[Dataset records]
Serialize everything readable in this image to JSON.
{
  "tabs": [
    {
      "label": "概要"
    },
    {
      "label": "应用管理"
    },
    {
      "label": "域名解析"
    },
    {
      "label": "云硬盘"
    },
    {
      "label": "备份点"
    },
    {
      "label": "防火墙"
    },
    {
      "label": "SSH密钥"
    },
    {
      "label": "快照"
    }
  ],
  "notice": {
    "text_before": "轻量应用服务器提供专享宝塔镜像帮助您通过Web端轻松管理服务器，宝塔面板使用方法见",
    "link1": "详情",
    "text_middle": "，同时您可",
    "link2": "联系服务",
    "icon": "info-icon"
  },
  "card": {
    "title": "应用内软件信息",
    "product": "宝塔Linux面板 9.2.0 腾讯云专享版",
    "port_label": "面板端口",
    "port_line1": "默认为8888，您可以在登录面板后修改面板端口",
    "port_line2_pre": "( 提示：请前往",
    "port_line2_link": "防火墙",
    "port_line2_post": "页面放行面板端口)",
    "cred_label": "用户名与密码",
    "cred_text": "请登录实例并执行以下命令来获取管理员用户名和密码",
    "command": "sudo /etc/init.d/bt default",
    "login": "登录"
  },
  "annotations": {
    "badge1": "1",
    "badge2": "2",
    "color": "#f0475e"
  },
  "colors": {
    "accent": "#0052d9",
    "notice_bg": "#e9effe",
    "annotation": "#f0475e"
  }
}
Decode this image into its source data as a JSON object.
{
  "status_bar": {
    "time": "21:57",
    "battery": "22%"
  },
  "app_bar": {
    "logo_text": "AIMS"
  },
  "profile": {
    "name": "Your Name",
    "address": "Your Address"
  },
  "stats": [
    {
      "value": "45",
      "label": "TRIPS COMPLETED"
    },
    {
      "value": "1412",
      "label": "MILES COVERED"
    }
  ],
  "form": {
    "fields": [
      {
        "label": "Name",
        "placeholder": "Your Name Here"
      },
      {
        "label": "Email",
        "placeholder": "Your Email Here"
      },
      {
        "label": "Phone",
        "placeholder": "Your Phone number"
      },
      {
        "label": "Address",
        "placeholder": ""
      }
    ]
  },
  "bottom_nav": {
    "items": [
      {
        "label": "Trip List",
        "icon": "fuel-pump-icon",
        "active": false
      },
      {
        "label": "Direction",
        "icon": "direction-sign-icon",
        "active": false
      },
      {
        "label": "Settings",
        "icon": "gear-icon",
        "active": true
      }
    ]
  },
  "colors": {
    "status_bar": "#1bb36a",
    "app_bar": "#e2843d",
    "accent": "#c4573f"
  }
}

* Exercise brief
Look over the listing above. Pick out and copy every line that includes "Name".

* Exercise response
    "name": "Your Name",
        "label": "Name",
        "placeholder": "Your Name Here"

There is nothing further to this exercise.